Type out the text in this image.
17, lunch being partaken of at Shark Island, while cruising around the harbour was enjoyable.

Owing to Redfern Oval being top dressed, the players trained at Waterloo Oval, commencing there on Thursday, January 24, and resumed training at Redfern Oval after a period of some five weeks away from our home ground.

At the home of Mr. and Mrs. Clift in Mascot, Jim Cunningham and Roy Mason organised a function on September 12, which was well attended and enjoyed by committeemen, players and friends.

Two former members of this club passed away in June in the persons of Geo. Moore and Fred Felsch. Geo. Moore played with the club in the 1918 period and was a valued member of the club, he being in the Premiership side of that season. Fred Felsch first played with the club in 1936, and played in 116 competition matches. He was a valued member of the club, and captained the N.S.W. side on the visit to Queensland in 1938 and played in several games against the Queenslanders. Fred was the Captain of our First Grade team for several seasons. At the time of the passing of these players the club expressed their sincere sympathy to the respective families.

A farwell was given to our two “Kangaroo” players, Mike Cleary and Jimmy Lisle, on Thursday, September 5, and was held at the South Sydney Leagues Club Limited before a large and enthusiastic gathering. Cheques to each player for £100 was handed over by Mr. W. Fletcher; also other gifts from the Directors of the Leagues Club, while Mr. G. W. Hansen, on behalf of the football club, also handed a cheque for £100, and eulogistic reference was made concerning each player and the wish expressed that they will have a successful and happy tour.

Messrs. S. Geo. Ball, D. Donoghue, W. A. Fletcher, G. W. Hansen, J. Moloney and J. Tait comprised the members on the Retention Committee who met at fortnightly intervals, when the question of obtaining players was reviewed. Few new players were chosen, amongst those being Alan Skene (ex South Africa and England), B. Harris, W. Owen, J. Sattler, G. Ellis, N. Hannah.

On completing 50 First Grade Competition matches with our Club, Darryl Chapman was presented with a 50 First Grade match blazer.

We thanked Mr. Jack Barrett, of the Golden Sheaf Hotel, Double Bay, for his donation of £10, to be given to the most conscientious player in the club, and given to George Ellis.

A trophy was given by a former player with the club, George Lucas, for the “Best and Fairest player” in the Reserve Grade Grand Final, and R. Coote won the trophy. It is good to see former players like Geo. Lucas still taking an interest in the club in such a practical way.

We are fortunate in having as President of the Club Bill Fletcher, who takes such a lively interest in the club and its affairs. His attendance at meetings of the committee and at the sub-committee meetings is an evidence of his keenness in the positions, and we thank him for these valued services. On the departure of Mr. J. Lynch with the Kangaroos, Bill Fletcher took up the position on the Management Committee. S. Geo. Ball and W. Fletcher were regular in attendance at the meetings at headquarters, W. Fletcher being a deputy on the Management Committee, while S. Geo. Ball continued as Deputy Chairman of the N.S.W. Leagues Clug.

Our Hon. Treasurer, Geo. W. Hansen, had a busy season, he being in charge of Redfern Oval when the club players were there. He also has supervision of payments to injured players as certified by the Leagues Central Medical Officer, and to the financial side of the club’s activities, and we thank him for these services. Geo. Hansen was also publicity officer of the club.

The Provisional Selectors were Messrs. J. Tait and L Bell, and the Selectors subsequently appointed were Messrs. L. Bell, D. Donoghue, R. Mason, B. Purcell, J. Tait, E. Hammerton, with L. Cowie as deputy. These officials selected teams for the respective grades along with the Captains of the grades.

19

--

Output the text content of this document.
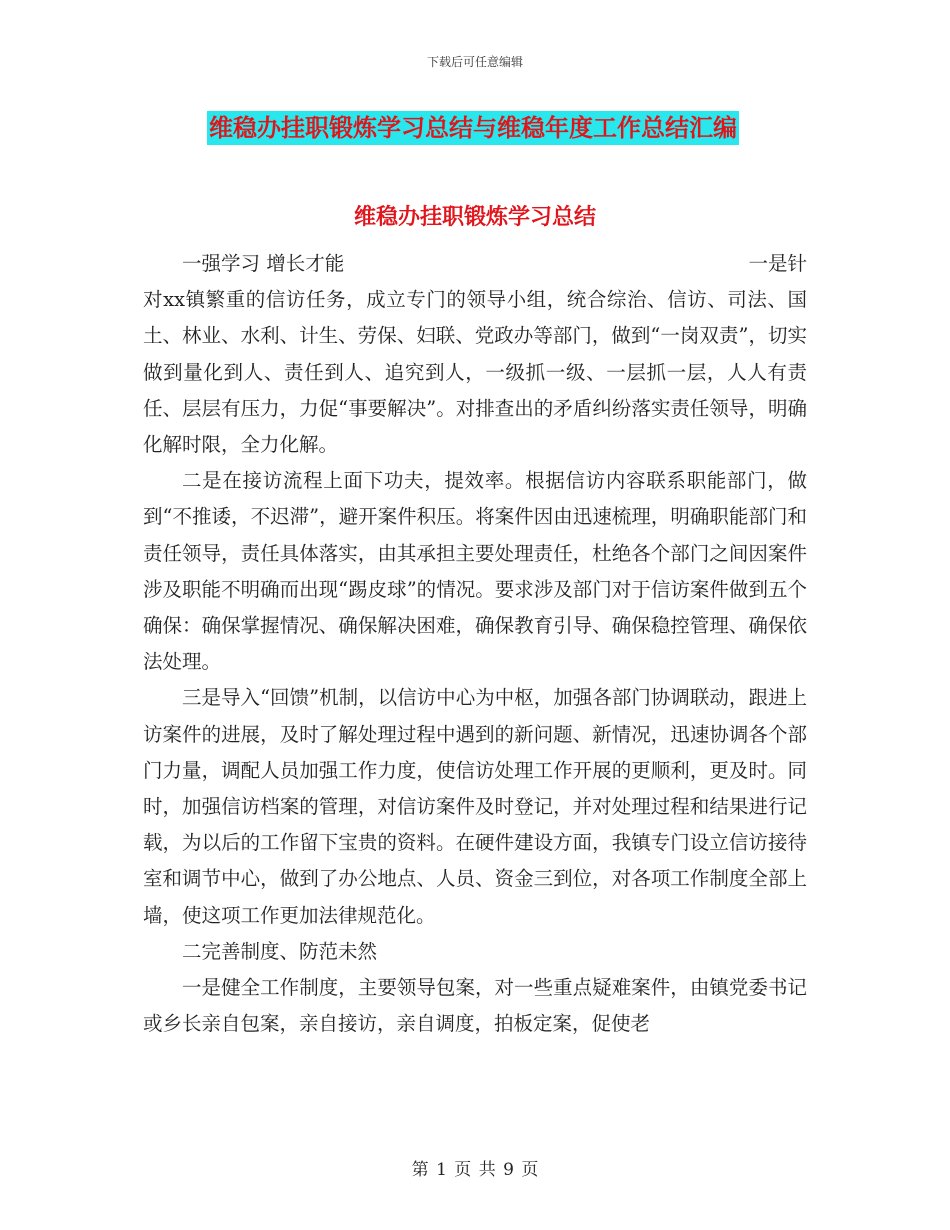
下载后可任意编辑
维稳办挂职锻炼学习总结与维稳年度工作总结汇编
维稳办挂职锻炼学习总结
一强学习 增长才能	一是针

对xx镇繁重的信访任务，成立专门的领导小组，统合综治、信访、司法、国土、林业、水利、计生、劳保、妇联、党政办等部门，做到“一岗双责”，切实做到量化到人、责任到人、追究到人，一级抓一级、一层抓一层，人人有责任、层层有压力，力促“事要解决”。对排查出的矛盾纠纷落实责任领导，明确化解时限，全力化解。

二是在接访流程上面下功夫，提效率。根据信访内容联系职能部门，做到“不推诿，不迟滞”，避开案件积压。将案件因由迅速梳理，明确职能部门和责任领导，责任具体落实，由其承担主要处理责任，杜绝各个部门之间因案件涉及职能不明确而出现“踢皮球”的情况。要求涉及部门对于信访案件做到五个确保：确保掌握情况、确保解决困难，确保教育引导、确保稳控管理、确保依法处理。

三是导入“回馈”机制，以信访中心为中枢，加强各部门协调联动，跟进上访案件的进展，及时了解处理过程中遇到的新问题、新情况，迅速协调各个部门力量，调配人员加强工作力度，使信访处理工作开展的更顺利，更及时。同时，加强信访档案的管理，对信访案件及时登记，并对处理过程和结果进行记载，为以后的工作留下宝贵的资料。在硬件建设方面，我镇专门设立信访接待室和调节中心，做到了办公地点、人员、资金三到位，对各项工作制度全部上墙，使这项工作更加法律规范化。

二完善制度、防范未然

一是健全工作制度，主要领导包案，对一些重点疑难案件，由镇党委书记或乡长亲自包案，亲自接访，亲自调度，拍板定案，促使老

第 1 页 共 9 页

...

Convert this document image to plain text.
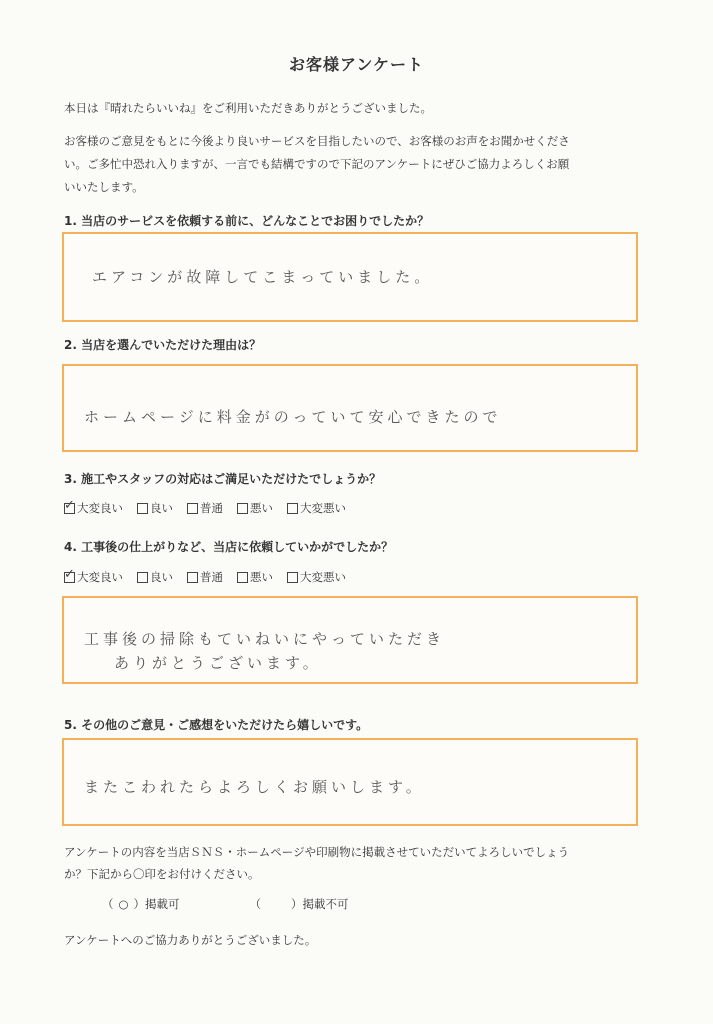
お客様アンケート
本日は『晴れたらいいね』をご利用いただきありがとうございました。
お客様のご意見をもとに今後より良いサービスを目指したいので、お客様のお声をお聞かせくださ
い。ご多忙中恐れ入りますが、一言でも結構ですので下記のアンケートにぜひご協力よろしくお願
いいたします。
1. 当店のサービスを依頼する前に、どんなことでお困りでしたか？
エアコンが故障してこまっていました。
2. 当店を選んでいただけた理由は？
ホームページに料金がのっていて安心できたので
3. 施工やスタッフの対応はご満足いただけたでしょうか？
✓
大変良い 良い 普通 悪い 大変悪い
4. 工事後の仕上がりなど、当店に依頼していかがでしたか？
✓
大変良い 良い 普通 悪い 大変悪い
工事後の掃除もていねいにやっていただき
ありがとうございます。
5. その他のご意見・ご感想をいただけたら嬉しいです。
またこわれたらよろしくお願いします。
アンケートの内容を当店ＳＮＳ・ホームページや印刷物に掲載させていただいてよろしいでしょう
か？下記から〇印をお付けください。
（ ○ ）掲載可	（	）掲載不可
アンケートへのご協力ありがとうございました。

What you have to do:
Where a line in the material above holds "Oval", copy that line.

Solution:
Owing to Redfern Oval being top dressed, the players trained at Waterloo Oval, commencing there on Thursday, January 24, and resumed training at Redfern Oval after a period of some five weeks away from our home ground.
Our Hon. Treasurer, Geo. W. Hansen, had a busy season, he being in charge of Redfern Oval when the club players were there. He also has supervision of payments to injured players as certified by the Leagues Central Medical Officer, and to the financial side of the club’s activities, and we thank him for these services. Geo. Hansen was also publicity officer of the club.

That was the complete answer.